# Start of WORKING DATA

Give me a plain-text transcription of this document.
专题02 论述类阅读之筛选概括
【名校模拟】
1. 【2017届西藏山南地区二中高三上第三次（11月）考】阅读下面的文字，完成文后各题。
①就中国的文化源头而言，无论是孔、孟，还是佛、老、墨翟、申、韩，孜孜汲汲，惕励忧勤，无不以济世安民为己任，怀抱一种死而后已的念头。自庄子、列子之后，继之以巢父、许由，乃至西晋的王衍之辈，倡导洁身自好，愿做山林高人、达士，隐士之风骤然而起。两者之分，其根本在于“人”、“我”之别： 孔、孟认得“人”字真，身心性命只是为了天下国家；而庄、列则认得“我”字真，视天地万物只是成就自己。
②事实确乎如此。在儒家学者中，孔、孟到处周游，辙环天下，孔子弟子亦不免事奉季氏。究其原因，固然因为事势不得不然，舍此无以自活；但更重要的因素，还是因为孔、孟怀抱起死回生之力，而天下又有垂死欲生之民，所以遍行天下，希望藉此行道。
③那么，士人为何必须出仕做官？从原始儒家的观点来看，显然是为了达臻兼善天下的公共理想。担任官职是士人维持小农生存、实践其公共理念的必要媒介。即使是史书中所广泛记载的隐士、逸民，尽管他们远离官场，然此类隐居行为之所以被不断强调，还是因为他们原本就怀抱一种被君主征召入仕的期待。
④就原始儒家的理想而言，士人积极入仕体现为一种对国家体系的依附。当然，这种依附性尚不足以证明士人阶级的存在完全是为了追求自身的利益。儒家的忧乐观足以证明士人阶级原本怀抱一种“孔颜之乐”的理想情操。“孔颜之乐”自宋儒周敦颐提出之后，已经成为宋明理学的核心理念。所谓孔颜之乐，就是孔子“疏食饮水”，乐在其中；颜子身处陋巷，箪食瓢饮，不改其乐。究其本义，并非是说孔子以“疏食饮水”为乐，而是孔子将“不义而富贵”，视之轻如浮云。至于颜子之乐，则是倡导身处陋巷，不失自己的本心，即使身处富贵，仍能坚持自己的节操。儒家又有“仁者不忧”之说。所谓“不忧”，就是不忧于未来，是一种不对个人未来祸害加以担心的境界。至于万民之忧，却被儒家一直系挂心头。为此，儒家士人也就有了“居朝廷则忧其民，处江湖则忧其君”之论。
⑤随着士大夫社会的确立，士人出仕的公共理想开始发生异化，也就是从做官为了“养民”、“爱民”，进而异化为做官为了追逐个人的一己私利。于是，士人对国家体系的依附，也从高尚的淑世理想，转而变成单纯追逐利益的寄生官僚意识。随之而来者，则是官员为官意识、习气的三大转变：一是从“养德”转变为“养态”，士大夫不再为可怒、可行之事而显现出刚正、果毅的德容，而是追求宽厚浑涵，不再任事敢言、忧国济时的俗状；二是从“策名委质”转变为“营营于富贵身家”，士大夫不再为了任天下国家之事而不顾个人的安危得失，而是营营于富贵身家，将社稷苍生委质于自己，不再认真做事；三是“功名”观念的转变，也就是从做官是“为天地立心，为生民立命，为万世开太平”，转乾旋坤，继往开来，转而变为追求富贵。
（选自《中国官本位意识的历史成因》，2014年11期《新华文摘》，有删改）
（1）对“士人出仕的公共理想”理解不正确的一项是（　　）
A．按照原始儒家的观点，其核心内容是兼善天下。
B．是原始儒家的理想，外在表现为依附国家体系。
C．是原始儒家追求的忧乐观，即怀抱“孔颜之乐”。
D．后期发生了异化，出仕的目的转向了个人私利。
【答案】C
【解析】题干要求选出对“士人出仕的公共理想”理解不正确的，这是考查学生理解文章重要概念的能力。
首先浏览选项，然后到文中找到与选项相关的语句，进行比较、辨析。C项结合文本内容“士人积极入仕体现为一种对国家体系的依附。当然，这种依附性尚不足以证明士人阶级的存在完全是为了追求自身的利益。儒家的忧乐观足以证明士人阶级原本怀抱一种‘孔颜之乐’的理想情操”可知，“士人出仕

# End of WORKING DATA

Retype the data exactly as given.

RESULT BELOW:
Give me a plain-text transcription of this document.
专题02 论述类阅读之筛选概括
【名校模拟】
1. 【2017届西藏山南地区二中高三上第三次（11月）考】阅读下面的文字，完成文后各题。
①就中国的文化源头而言，无论是孔、孟，还是佛、老、墨翟、申、韩，孜孜汲汲，惕励忧勤，无不以济世安民为己任，怀抱一种死而后已的念头。自庄子、列子之后，继之以巢父、许由，乃至西晋的王衍之辈，倡导洁身自好，愿做山林高人、达士，隐士之风骤然而起。两者之分，其根本在于“人”、“我”之别： 孔、孟认得“人”字真，身心性命只是为了天下国家；而庄、列则认得“我”字真，视天地万物只是成就自己。
②事实确乎如此。在儒家学者中，孔、孟到处周游，辙环天下，孔子弟子亦不免事奉季氏。究其原因，固然因为事势不得不然，舍此无以自活；但更重要的因素，还是因为孔、孟怀抱起死回生之力，而天下又有垂死欲生之民，所以遍行天下，希望藉此行道。
③那么，士人为何必须出仕做官？从原始儒家的观点来看，显然是为了达臻兼善天下的公共理想。担任官职是士人维持小农生存、实践其公共理念的必要媒介。即使是史书中所广泛记载的隐士、逸民，尽管他们远离官场，然此类隐居行为之所以被不断强调，还是因为他们原本就怀抱一种被君主征召入仕的期待。
④就原始儒家的理想而言，士人积极入仕体现为一种对国家体系的依附。当然，这种依附性尚不足以证明士人阶级的存在完全是为了追求自身的利益。儒家的忧乐观足以证明士人阶级原本怀抱一种“孔颜之乐”的理想情操。“孔颜之乐”自宋儒周敦颐提出之后，已经成为宋明理学的核心理念。所谓孔颜之乐，就是孔子“疏食饮水”，乐在其中；颜子身处陋巷，箪食瓢饮，不改其乐。究其本义，并非是说孔子以“疏食饮水”为乐，而是孔子将“不义而富贵”，视之轻如浮云。至于颜子之乐，则是倡导身处陋巷，不失自己的本心，即使身处富贵，仍能坚持自己的节操。儒家又有“仁者不忧”之说。所谓“不忧”，就是不忧于未来，是一种不对个人未来祸害加以担心的境界。至于万民之忧，却被儒家一直系挂心头。为此，儒家士人也就有了“居朝廷则忧其民，处江湖则忧其君”之论。
⑤随着士大夫社会的确立，士人出仕的公共理想开始发生异化，也就是从做官为了“养民”、“爱民”，进而异化为做官为了追逐个人的一己私利。于是，士人对国家体系的依附，也从高尚的淑世理想，转而变成单纯追逐利益的寄生官僚意识。随之而来者，则是官员为官意识、习气的三大转变：一是从“养德”转变为“养态”，士大夫不再为可怒、可行之事而显现出刚正、果毅的德容，而是追求宽厚浑涵，不再任事敢言、忧国济时的俗状；二是从“策名委质”转变为“营营于富贵身家”，士大夫不再为了任天下国家之事而不顾个人的安危得失，而是营营于富贵身家，将社稷苍生委质于自己，不再认真做事；三是“功名”观念的转变，也就是从做官是“为天地立心，为生民立命，为万世开太平”，转乾旋坤，继往开来，转而变为追求富贵。
（选自《中国官本位意识的历史成因》，2014年11期《新华文摘》，有删改）
（1）对“士人出仕的公共理想”理解不正确的一项是（　　）
A．按照原始儒家的观点，其核心内容是兼善天下。
B．是原始儒家的理想，外在表现为依附国家体系。
C．是原始儒家追求的忧乐观，即怀抱“孔颜之乐”。
D．后期发生了异化，出仕的目的转向了个人私利。
【答案】C
【解析】题干要求选出对“士人出仕的公共理想”理解不正确的，这是考查学生理解文章重要概念的能力。
首先浏览选项，然后到文中找到与选项相关的语句，进行比较、辨析。C项结合文本内容“士人积极入仕体现为一种对国家体系的依附。当然，这种依附性尚不足以证明士人阶级的存在完全是为了追求自身的利益。儒家的忧乐观足以证明士人阶级原本怀抱一种‘孔颜之乐’的理想情操”可知，“士人出仕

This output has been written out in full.